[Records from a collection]
----
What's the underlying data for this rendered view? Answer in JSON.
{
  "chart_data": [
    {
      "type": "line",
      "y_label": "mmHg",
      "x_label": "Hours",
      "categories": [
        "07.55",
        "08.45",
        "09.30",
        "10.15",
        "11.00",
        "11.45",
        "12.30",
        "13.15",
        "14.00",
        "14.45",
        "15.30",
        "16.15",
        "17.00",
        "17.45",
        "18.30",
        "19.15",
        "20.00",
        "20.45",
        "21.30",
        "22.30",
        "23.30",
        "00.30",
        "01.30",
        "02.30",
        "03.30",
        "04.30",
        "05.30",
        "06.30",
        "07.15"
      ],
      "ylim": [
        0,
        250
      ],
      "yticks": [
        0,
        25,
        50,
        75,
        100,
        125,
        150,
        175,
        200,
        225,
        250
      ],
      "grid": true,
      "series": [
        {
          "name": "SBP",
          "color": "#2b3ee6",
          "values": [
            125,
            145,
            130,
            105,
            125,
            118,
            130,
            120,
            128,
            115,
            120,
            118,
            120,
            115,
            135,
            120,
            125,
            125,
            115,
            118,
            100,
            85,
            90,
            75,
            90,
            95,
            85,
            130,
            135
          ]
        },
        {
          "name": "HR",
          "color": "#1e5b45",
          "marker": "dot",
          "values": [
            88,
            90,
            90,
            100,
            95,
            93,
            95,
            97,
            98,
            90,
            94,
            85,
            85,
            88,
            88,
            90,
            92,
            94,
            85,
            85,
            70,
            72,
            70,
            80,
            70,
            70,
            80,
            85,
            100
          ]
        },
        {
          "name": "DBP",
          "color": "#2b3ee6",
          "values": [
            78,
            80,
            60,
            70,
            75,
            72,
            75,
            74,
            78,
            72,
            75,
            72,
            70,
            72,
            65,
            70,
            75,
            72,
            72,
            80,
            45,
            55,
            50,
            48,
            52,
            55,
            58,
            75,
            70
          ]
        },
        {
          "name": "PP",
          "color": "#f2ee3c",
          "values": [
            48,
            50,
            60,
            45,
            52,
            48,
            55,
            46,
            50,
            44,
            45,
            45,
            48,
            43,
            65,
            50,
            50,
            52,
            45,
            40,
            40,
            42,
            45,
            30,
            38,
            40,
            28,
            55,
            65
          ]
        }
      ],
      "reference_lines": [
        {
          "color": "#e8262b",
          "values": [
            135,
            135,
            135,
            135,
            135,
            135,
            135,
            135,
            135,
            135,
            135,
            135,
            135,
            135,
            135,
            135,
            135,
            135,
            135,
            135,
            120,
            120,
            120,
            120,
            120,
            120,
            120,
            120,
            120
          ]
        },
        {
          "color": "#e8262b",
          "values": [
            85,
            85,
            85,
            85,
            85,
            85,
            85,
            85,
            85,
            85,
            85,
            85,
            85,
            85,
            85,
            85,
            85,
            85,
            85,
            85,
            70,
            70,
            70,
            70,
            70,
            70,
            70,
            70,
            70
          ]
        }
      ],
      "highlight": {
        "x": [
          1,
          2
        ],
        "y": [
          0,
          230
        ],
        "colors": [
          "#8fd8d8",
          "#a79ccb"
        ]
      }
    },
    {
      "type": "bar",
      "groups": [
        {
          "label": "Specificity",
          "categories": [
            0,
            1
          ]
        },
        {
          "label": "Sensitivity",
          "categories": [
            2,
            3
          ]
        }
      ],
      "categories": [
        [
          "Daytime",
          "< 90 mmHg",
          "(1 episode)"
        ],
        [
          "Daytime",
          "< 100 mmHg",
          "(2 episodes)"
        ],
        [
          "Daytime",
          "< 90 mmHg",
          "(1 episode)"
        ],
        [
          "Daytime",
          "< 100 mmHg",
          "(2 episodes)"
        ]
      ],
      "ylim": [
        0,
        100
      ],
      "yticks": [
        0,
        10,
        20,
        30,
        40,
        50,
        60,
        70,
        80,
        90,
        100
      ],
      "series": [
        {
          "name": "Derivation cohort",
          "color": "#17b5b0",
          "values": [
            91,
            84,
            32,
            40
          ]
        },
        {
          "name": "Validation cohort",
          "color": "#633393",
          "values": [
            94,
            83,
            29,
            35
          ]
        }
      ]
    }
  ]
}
----
> [Work instructions] In the material above, show every line where the word "cohort" turns up.

> [Exercise response]
          "name": "Derivation cohort",
          "name": "Validation cohort",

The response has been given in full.